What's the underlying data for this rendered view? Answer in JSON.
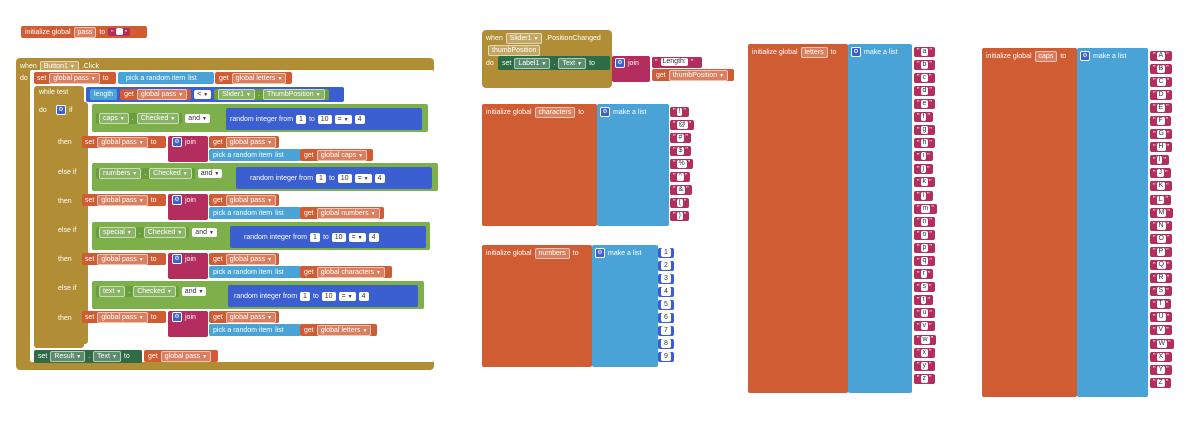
{
  "init_pass": {
    "prefix": "initialize global",
    "name": "pass",
    "to": "to",
    "value": "\""
  },
  "button_event": {
    "when": "when",
    "component": "Button1",
    "event": ".Click",
    "do": "do",
    "set_kw": "set",
    "global_pass": "global pass",
    "to": "to",
    "pick": "pick a random item",
    "list_kw": "list",
    "get": "get",
    "global_letters": "global letters",
    "while_test": "while test",
    "length": "length",
    "lt": "<",
    "slider": "Slider1",
    "thumb_prop": "ThumbPosition",
    "do_kw": "do",
    "if_kw": "if",
    "then_kw": "then",
    "else_if": "else if",
    "join": "join",
    "and_kw": "and",
    "random": "random integer from",
    "from_val": "1",
    "to_kw": "to",
    "to_val": "10",
    "eq": "=",
    "dot": ".",
    "checked": "Checked",
    "branches": [
      {
        "cond_component": "caps",
        "compare": "4",
        "list_var": "global caps"
      },
      {
        "cond_component": "numbers",
        "compare": "4",
        "list_var": "global numbers"
      },
      {
        "cond_component": "special",
        "compare": "4",
        "list_var": "global characters"
      },
      {
        "cond_component": "text",
        "compare": "4",
        "list_var": "global letters"
      }
    ],
    "final_set": "set",
    "result": "Result",
    "text_prop": "Text",
    "get_pass": "global pass"
  },
  "slider_event": {
    "when": "when",
    "component": "Slider1",
    "event": ".PositionChanged",
    "param": "thumbPosition",
    "do": "do",
    "set_kw": "set",
    "label": "Label1",
    "text_prop": "Text",
    "to": "to",
    "join": "join",
    "length_str": "Length: ",
    "get": "get",
    "thumb": "thumbPosition"
  },
  "characters": {
    "prefix": "initialize global",
    "name": "characters",
    "to": "to",
    "make": "make a list",
    "items": [
      "!",
      "@",
      "#",
      "$",
      "%",
      "^",
      "&",
      "(",
      ")"
    ]
  },
  "numbers": {
    "prefix": "initialize global",
    "name": "numbers",
    "to": "to",
    "make": "make a list",
    "items": [
      "1",
      "2",
      "3",
      "4",
      "5",
      "6",
      "7",
      "8",
      "9"
    ]
  },
  "letters": {
    "prefix": "initialize global",
    "name": "letters",
    "to": "to",
    "make": "make a list",
    "items": [
      "a",
      "b",
      "c",
      "d",
      "e",
      "f",
      "g",
      "h",
      "i",
      "j",
      "k",
      "l",
      "m",
      "n",
      "o",
      "p",
      "q",
      "r",
      "s",
      "t",
      "u",
      "v",
      "w",
      "x",
      "y",
      "z"
    ]
  },
  "caps": {
    "prefix": "initialize global",
    "name": "caps",
    "to": "to",
    "make": "make a list",
    "items": [
      "A",
      "B",
      "C",
      "D",
      "E",
      "F",
      "G",
      "H",
      "I",
      "J",
      "K",
      "L",
      "M",
      "N",
      "O",
      "P",
      "Q",
      "R",
      "S",
      "T",
      "U",
      "V",
      "W",
      "X",
      "Y",
      "Z"
    ]
  }
}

* Do this: Repeat the material above verbatim. Leave the pictures behind.

* Answer to this problem:
What's the underlying data for this rendered view? Answer in JSON.
{
  "init_pass": {
    "prefix": "initialize global",
    "name": "pass",
    "to": "to",
    "value": "\""
  },
  "button_event": {
    "when": "when",
    "component": "Button1",
    "event": ".Click",
    "do": "do",
    "set_kw": "set",
    "global_pass": "global pass",
    "to": "to",
    "pick": "pick a random item",
    "list_kw": "list",
    "get": "get",
    "global_letters": "global letters",
    "while_test": "while test",
    "length": "length",
    "lt": "<",
    "slider": "Slider1",
    "thumb_prop": "ThumbPosition",
    "do_kw": "do",
    "if_kw": "if",
    "then_kw": "then",
    "else_if": "else if",
    "join": "join",
    "and_kw": "and",
    "random": "random integer from",
    "from_val": "1",
    "to_kw": "to",
    "to_val": "10",
    "eq": "=",
    "dot": ".",
    "checked": "Checked",
    "branches": [
      {
        "cond_component": "caps",
        "compare": "4",
        "list_var": "global caps"
      },
      {
        "cond_component": "numbers",
        "compare": "4",
        "list_var": "global numbers"
      },
      {
        "cond_component": "special",
        "compare": "4",
        "list_var": "global characters"
      },
      {
        "cond_component": "text",
        "compare": "4",
        "list_var": "global letters"
      }
    ],
    "final_set": "set",
    "result": "Result",
    "text_prop": "Text",
    "get_pass": "global pass"
  },
  "slider_event": {
    "when": "when",
    "component": "Slider1",
    "event": ".PositionChanged",
    "param": "thumbPosition",
    "do": "do",
    "set_kw": "set",
    "label": "Label1",
    "text_prop": "Text",
    "to": "to",
    "join": "join",
    "length_str": "Length: ",
    "get": "get",
    "thumb": "thumbPosition"
  },
  "characters": {
    "prefix": "initialize global",
    "name": "characters",
    "to": "to",
    "make": "make a list",
    "items": [
      "!",
      "@",
      "#",
      "$",
      "%",
      "^",
      "&",
      "(",
      ")"
    ]
  },
  "numbers": {
    "prefix": "initialize global",
    "name": "numbers",
    "to": "to",
    "make": "make a list",
    "items": [
      "1",
      "2",
      "3",
      "4",
      "5",
      "6",
      "7",
      "8",
      "9"
    ]
  },
  "letters": {
    "prefix": "initialize global",
    "name": "letters",
    "to": "to",
    "make": "make a list",
    "items": [
      "a",
      "b",
      "c",
      "d",
      "e",
      "f",
      "g",
      "h",
      "i",
      "j",
      "k",
      "l",
      "m",
      "n",
      "o",
      "p",
      "q",
      "r",
      "s",
      "t",
      "u",
      "v",
      "w",
      "x",
      "y",
      "z"
    ]
  },
  "caps": {
    "prefix": "initialize global",
    "name": "caps",
    "to": "to",
    "make": "make a list",
    "items": [
      "A",
      "B",
      "C",
      "D",
      "E",
      "F",
      "G",
      "H",
      "I",
      "J",
      "K",
      "L",
      "M",
      "N",
      "O",
      "P",
      "Q",
      "R",
      "S",
      "T",
      "U",
      "V",
      "W",
      "X",
      "Y",
      "Z"
    ]
  }
}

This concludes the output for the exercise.